The problem >> Copy each line that holds "size".
====== Raw data
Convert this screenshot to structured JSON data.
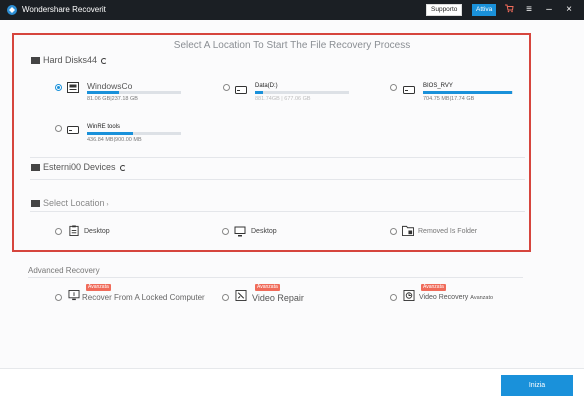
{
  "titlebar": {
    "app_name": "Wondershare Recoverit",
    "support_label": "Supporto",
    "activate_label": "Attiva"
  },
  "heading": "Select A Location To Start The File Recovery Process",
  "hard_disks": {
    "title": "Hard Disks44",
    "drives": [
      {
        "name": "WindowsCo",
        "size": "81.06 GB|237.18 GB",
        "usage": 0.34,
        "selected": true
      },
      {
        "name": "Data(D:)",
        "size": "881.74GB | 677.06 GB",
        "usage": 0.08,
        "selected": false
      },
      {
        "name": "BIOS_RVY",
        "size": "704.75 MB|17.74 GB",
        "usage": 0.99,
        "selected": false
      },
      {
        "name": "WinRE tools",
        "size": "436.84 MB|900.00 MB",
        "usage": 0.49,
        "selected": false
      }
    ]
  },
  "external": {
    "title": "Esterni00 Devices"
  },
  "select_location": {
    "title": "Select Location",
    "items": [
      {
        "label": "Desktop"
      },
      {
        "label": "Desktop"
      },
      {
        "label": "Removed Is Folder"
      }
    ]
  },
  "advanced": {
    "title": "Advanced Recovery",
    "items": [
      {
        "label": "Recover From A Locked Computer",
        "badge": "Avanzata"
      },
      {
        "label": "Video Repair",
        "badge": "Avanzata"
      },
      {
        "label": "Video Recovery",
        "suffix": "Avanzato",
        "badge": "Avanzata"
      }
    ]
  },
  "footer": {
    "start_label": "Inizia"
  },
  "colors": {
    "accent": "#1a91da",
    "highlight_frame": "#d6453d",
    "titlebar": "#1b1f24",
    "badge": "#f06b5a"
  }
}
============
Problem solution >>
        "size": "81.06 GB|237.18 GB",
        "size": "881.74GB | 677.06 GB",
        "size": "704.75 MB|17.74 GB",
        "size": "436.84 MB|900.00 MB",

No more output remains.